-- START INPUT ROWS --

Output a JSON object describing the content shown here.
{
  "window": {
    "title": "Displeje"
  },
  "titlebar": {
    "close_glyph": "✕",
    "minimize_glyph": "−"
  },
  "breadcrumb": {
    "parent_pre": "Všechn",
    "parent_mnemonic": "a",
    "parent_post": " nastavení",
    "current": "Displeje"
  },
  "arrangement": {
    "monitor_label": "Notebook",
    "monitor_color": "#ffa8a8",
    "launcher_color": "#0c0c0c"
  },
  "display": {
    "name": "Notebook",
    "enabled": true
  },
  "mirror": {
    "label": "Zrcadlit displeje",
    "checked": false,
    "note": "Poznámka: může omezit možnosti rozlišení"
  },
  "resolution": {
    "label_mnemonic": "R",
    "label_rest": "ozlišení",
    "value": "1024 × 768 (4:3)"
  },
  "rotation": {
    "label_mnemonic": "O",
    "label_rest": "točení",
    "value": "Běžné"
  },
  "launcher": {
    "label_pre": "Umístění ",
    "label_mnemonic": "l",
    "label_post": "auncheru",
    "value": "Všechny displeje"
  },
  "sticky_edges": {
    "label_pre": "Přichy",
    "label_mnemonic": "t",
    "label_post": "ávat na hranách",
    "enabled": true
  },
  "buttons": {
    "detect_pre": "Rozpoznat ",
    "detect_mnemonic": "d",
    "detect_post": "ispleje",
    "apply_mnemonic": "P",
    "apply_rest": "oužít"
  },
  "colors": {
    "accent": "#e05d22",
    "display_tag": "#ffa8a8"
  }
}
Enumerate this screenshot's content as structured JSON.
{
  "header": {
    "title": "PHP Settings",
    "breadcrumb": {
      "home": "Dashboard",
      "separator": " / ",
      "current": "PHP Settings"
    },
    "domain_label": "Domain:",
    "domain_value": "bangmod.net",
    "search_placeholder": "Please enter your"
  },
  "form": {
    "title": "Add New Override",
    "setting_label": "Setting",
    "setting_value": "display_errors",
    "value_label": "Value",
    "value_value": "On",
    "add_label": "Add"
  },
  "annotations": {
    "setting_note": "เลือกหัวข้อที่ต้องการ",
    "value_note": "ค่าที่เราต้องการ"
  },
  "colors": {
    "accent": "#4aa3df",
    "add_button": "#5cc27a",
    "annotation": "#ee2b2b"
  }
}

-- END INPUT ROWS --

TASK DETAILS — Pick out lines containing the word "content", each one as written.

COMPLETE ANSWER —
Output a JSON object describing the content shown here.
Enumerate this screenshot's content as structured JSON.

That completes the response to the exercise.